WHAT TO PRODUCE —
Check every line of the records below for the string "grid" and copy the ones that have it.

DATA TO USE —
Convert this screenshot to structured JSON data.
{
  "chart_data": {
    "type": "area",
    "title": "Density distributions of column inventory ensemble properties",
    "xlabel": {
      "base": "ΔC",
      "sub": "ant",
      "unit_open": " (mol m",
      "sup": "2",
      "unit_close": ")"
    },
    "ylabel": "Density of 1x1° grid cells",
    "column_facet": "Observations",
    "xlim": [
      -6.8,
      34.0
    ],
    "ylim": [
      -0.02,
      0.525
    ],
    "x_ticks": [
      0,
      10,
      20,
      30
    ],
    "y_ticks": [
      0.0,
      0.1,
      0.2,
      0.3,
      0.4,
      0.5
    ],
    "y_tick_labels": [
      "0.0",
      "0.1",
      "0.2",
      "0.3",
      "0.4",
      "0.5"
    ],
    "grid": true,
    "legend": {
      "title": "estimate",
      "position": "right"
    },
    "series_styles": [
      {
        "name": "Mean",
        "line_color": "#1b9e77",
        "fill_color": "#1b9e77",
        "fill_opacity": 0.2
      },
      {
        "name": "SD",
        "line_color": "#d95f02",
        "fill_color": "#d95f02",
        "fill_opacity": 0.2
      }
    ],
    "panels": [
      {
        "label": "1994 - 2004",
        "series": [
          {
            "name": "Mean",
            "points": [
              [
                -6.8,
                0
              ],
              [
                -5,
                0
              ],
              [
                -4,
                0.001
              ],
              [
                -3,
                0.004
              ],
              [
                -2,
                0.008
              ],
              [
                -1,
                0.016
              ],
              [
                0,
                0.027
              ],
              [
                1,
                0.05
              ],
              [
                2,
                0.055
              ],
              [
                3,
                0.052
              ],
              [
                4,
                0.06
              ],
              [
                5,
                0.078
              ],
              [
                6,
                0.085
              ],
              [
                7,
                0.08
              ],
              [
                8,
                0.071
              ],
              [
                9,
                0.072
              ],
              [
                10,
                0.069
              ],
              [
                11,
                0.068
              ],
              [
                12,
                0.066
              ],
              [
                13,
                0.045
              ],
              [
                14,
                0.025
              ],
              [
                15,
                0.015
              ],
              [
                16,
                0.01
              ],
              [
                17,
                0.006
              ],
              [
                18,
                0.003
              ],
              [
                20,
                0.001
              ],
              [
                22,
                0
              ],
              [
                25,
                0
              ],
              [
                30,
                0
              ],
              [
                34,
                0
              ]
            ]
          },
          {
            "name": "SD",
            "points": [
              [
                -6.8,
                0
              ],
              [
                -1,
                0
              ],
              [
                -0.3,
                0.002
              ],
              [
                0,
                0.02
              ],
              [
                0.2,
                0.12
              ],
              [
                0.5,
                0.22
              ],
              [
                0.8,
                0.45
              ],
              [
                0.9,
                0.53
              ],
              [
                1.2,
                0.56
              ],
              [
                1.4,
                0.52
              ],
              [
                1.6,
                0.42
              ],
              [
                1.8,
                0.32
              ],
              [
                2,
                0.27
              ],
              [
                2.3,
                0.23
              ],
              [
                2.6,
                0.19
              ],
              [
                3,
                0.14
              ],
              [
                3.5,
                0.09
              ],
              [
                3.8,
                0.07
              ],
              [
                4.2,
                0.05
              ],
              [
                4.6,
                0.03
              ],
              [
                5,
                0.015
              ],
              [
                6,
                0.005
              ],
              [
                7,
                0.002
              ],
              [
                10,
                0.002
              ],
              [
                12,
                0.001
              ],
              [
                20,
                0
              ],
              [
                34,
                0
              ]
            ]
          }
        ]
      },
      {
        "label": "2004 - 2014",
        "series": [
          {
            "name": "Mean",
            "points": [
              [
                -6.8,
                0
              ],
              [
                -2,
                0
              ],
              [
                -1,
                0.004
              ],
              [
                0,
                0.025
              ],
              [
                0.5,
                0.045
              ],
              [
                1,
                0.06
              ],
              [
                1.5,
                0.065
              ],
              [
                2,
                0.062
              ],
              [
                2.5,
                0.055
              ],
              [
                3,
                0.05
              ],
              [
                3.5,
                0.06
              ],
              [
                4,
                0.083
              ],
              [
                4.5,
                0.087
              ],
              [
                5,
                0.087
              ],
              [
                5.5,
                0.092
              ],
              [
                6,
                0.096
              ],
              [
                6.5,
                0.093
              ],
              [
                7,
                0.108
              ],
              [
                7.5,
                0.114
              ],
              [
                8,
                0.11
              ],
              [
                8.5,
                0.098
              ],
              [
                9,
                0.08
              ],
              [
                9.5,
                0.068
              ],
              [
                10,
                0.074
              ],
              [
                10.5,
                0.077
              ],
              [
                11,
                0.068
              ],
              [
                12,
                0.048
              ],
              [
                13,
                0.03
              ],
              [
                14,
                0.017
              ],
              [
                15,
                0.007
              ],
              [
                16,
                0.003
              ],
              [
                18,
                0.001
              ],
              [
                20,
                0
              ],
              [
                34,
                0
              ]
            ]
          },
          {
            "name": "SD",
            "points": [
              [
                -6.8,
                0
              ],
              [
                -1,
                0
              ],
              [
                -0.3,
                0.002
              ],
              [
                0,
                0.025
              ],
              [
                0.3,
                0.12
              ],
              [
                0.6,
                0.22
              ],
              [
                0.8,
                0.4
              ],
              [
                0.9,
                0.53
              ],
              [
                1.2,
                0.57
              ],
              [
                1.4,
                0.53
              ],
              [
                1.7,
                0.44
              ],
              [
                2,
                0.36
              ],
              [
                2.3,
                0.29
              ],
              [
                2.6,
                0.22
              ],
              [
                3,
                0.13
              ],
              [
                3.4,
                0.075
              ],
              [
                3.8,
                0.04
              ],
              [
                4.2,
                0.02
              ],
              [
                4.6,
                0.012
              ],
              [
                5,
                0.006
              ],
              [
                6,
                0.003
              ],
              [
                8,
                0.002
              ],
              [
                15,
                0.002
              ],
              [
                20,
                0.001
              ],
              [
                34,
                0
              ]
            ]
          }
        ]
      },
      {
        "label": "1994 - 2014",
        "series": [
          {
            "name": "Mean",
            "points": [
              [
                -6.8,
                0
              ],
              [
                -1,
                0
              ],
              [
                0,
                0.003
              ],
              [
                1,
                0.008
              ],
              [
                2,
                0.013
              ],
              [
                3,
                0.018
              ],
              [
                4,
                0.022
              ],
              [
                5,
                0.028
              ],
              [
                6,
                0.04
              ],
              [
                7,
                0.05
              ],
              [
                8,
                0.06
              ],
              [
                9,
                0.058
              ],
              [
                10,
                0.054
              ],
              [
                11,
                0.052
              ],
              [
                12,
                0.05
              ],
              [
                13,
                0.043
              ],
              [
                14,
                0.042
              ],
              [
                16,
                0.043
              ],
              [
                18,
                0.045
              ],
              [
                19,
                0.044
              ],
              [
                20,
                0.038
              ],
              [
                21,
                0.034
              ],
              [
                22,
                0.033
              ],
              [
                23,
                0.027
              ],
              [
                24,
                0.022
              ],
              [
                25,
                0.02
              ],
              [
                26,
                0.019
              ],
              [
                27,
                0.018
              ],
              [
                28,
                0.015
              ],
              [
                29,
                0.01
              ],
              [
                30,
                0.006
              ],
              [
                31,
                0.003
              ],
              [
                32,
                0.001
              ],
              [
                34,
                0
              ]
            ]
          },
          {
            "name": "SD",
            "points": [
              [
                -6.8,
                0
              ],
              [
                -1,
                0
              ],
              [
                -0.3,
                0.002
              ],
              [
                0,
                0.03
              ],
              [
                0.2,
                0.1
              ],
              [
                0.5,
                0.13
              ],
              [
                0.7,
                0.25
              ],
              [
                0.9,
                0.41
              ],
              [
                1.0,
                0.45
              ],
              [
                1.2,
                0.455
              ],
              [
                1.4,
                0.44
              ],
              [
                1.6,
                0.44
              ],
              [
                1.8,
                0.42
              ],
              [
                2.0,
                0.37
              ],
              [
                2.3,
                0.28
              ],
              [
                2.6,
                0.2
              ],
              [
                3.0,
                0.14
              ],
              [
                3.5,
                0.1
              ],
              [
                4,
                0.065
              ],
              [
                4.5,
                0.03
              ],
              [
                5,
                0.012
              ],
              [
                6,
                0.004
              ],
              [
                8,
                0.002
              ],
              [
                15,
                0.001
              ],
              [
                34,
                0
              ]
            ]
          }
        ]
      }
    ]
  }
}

WRITTEN RESPONSE —
    "ylabel": "Density of 1x1° grid cells",
    "grid": true,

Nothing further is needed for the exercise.